▸ PAGE:
There are really two sides to the Story.1

1Sorry, but it's almost impossible not to make these kinds of puns.

1. The CV 2.0

One side is the idea of the Developer Story as a kind of better CV, something that's used to apply for jobs and showcase yourself to prospective employers. We believe that we're on to something that will be a huge improvement to the traditional résumé, tailored specifically to developers.

Now, as your quote from bluefeet's post says,

[…] we're also trying to get employers to think differently about candidates by emphasizing what you've done. We know that it will take some time […]

We don't expect an instantaneous Eureka! moment from recruiters that are looking for developers. And this isn't about anything like ignorance. First, there are things that we will initially get wrong, things that stand in the way of the Developer Story replacing the traditional CV as is. That's why feedback like yours and from other beta participants is very valuable.

For example (you're somewhat touching on this), in the very first version, it seemed that all Story items stand equally, and that simply shouldn't be the case. One change we've already made in response to this kind of feedback is the fact that job experience items are now highlighted. That's just a first step; we're planning to give you more control about what exactly you want and don't want to emphasize – it's your Story after all.

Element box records
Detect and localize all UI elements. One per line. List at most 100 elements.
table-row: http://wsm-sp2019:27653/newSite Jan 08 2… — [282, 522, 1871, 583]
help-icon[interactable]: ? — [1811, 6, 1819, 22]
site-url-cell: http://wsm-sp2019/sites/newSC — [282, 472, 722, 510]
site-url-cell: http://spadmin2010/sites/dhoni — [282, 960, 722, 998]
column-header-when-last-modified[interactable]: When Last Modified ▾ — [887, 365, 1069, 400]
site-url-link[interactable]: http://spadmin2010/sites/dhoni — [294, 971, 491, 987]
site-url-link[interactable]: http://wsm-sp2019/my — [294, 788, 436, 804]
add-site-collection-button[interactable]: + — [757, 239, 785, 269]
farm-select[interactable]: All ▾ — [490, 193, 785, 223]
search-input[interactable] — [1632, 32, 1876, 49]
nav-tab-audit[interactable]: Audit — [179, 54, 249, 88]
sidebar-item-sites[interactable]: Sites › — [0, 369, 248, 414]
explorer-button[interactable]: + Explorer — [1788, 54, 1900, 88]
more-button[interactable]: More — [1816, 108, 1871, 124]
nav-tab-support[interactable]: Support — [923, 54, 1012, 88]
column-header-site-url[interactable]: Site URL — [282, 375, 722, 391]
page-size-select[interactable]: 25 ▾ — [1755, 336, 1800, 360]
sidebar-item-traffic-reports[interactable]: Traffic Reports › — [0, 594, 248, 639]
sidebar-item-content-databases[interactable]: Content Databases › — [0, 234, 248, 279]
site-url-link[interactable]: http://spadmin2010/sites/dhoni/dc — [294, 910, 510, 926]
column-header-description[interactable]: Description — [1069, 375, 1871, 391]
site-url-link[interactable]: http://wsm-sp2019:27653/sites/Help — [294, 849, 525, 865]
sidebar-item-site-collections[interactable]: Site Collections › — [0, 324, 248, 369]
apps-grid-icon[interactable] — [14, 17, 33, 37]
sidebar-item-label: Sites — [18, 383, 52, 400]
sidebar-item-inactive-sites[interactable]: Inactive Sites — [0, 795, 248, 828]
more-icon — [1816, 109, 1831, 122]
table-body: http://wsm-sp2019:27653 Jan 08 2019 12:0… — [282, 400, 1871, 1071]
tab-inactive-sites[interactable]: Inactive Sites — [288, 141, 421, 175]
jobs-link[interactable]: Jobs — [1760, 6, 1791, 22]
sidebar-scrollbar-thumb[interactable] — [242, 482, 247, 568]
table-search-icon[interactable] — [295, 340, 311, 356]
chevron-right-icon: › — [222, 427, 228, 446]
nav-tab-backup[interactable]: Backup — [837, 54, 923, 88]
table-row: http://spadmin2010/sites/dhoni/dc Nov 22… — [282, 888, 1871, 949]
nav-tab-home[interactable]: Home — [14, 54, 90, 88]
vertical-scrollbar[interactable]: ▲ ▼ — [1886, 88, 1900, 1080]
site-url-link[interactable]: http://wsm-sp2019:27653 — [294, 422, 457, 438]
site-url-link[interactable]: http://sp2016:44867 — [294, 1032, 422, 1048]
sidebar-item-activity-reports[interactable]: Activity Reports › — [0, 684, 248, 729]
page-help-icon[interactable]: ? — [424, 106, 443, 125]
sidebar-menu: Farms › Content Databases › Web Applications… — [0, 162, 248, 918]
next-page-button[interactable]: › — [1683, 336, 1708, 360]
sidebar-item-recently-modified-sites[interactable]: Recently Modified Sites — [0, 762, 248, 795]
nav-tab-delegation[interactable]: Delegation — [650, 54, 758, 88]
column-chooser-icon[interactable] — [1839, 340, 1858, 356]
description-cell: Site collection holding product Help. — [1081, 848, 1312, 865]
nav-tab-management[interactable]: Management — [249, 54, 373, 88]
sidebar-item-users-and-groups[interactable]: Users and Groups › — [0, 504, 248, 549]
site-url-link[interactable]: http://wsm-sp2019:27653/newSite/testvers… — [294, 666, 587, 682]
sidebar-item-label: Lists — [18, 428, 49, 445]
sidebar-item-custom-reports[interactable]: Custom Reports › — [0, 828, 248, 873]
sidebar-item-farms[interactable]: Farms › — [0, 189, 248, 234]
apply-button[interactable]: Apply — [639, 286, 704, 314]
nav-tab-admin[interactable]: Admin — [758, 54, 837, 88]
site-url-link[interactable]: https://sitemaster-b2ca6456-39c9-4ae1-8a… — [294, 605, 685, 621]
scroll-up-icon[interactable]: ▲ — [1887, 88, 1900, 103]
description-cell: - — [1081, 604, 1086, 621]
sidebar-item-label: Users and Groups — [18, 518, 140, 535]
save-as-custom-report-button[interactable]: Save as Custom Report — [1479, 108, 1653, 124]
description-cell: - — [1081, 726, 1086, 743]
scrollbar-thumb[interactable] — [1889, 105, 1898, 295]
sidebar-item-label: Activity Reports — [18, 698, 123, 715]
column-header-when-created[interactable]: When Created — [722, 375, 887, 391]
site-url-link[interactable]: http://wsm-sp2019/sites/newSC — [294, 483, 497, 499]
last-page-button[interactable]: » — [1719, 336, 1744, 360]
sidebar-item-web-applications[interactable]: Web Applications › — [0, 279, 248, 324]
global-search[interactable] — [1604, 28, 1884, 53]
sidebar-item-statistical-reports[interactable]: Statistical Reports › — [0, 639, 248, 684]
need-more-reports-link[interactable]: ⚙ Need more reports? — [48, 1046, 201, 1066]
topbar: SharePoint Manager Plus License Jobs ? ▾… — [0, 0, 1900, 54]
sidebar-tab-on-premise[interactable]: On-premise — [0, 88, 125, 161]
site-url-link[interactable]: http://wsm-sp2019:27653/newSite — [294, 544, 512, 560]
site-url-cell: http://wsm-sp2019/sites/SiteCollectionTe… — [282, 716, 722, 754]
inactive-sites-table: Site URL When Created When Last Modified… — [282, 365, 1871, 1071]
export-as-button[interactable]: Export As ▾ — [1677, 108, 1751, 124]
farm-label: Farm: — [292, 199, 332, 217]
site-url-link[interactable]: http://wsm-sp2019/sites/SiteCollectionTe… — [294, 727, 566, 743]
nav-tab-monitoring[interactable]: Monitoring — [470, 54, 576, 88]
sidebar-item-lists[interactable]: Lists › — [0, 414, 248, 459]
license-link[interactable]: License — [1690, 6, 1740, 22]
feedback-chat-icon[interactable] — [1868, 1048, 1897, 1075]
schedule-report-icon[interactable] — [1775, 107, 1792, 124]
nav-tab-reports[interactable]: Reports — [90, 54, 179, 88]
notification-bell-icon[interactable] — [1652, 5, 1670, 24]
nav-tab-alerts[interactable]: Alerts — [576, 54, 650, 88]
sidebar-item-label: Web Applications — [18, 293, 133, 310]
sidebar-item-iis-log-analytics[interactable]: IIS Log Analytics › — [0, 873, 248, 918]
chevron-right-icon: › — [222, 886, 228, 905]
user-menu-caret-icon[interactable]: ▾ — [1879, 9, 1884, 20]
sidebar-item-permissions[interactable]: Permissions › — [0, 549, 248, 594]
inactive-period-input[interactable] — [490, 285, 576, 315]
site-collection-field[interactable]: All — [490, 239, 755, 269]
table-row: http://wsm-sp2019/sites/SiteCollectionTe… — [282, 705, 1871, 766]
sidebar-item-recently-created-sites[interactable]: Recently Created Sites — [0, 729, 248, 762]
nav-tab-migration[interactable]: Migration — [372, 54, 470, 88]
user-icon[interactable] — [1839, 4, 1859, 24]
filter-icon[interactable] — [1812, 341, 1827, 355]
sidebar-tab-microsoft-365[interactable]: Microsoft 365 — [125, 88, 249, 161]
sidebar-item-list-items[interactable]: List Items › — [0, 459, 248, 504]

▸ AIM A:
In the text on the Developer Story, what change has already been made in response to feedback that all Story items stood equally?
▸ AIM B:
Reproduce the listing from its first line through the line that contains "site-url-cell: http://spadmin2010/sites/dhoni —", including both of those lines.

▸ TASK RESULT A:
Job experience items are now highlighted.

▸ TASK RESULT B:
Detect and localize all UI elements. One per line. List at most 100 elements.
table-row: http://wsm-sp2019:27653/newSite Jan 08 2… — [282, 522, 1871, 583]
help-icon[interactable]: ? — [1811, 6, 1819, 22]
site-url-cell: http://wsm-sp2019/sites/newSC — [282, 472, 722, 510]
site-url-cell: http://spadmin2010/sites/dhoni — [282, 960, 722, 998]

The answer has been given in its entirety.